Go through the listing and return every line with "type" in it.

— start of DATA FOR PROCESSING —

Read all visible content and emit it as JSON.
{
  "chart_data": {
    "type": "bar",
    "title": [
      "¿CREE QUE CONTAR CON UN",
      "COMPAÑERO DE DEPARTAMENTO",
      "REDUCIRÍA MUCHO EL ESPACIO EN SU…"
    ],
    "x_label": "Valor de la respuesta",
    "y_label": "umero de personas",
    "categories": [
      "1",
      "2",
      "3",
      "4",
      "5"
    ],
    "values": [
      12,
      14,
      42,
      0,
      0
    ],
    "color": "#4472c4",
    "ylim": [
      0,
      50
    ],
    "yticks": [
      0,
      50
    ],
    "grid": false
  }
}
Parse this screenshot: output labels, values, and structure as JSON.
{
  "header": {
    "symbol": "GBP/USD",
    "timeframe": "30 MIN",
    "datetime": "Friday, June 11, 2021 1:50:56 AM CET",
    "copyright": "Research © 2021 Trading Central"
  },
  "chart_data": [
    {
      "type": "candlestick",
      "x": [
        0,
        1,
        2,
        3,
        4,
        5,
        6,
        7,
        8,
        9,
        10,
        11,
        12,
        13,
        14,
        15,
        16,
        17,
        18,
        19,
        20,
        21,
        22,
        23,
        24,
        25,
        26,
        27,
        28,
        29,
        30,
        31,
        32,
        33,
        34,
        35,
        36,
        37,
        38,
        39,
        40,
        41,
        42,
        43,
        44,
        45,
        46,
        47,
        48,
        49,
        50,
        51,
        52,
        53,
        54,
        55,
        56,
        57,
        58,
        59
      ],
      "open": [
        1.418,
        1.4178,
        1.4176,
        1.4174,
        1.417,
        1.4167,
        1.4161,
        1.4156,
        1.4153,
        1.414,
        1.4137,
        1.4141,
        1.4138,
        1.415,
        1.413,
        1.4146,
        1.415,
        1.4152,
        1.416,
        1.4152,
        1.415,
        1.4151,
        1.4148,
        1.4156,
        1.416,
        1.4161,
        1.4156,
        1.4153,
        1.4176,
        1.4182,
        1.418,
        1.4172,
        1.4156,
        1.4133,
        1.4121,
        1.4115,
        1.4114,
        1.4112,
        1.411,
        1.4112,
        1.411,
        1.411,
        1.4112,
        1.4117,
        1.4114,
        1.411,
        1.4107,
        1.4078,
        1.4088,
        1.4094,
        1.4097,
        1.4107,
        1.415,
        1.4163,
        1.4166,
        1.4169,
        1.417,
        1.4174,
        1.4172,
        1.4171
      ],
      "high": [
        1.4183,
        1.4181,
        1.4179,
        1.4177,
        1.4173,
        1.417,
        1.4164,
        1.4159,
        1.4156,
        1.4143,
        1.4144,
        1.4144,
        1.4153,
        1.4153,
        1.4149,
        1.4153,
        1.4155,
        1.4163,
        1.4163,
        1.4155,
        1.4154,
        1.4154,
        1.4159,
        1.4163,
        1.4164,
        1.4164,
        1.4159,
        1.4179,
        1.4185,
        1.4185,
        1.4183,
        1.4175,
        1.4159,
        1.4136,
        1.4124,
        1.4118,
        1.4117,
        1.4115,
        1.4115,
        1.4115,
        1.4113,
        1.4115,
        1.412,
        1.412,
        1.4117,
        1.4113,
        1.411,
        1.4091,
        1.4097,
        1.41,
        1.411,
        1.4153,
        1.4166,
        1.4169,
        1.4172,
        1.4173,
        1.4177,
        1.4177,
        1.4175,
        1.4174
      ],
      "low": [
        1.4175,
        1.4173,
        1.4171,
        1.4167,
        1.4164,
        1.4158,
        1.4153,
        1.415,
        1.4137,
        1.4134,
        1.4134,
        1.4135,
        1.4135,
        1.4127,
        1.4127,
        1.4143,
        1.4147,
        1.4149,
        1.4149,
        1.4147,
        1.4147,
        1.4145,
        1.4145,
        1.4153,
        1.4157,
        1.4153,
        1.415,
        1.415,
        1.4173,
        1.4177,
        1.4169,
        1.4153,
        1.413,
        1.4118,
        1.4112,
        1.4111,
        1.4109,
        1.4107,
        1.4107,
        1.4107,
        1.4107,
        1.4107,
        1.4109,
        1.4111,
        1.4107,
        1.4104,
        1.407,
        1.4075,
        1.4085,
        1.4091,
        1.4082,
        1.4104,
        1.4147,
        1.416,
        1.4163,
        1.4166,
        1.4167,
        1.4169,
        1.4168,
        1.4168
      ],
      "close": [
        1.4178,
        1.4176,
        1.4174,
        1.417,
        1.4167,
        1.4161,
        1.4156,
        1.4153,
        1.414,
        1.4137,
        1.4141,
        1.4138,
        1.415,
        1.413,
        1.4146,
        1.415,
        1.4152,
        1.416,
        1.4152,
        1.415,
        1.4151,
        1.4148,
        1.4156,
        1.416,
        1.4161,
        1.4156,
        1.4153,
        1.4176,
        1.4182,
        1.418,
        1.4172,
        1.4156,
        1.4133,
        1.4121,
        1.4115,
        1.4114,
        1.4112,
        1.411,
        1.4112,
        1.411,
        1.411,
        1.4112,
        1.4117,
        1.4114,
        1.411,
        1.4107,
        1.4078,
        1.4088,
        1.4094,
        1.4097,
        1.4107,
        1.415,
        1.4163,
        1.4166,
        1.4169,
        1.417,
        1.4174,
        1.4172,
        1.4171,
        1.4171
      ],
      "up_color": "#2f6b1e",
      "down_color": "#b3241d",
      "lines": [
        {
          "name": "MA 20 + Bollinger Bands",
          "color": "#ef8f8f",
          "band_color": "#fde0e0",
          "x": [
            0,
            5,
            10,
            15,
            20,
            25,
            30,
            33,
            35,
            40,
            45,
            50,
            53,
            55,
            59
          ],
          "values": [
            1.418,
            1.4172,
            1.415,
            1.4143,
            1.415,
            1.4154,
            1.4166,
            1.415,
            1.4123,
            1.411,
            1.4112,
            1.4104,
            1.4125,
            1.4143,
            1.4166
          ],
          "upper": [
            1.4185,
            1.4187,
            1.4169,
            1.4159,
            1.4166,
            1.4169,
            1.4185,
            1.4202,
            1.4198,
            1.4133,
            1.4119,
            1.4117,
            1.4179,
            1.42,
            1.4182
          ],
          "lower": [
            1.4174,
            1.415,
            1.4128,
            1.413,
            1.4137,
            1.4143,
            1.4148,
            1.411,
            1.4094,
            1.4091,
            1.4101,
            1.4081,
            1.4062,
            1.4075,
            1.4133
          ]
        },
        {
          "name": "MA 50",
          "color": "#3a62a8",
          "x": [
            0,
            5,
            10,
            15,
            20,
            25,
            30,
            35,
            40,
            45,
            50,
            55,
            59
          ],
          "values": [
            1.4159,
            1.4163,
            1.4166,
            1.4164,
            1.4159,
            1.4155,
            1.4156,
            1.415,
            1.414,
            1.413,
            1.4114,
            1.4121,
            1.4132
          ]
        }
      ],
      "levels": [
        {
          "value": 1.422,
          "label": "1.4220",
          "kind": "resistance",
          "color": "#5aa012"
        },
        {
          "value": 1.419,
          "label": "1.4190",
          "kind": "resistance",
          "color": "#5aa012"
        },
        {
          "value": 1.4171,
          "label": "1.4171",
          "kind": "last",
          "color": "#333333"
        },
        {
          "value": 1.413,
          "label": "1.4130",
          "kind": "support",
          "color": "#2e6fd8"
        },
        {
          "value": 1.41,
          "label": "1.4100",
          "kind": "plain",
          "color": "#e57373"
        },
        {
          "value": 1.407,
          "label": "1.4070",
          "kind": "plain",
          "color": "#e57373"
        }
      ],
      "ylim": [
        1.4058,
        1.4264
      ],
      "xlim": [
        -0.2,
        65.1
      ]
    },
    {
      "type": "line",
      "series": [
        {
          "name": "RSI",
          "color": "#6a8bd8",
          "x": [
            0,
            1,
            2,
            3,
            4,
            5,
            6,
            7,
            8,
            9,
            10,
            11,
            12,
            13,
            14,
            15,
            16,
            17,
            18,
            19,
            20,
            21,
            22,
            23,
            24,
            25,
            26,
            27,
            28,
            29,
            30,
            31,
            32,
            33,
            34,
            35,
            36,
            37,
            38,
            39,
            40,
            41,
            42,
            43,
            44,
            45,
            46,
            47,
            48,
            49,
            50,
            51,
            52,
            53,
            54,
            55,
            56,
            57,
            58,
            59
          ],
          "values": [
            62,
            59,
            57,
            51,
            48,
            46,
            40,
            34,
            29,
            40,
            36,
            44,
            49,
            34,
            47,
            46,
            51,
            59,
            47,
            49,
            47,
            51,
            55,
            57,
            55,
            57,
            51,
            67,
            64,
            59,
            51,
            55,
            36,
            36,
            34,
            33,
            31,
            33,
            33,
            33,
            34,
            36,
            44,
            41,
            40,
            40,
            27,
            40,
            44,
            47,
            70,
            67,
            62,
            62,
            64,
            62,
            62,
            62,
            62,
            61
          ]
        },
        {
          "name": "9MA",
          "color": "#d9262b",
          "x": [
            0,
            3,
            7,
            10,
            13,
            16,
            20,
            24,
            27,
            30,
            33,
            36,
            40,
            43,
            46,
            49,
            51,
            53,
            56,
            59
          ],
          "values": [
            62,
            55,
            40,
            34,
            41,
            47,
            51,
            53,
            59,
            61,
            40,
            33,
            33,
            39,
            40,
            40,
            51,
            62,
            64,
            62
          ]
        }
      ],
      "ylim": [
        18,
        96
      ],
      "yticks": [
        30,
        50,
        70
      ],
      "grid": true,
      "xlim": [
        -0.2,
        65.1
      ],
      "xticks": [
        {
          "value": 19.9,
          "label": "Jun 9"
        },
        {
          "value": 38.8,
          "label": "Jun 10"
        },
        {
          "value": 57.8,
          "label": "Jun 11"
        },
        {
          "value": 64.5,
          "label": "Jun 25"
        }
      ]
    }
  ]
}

— end of DATA FOR PROCESSING —

WRITTEN SOLUTION
    "type": "bar",
      "type": "candlestick",
      "type": "line",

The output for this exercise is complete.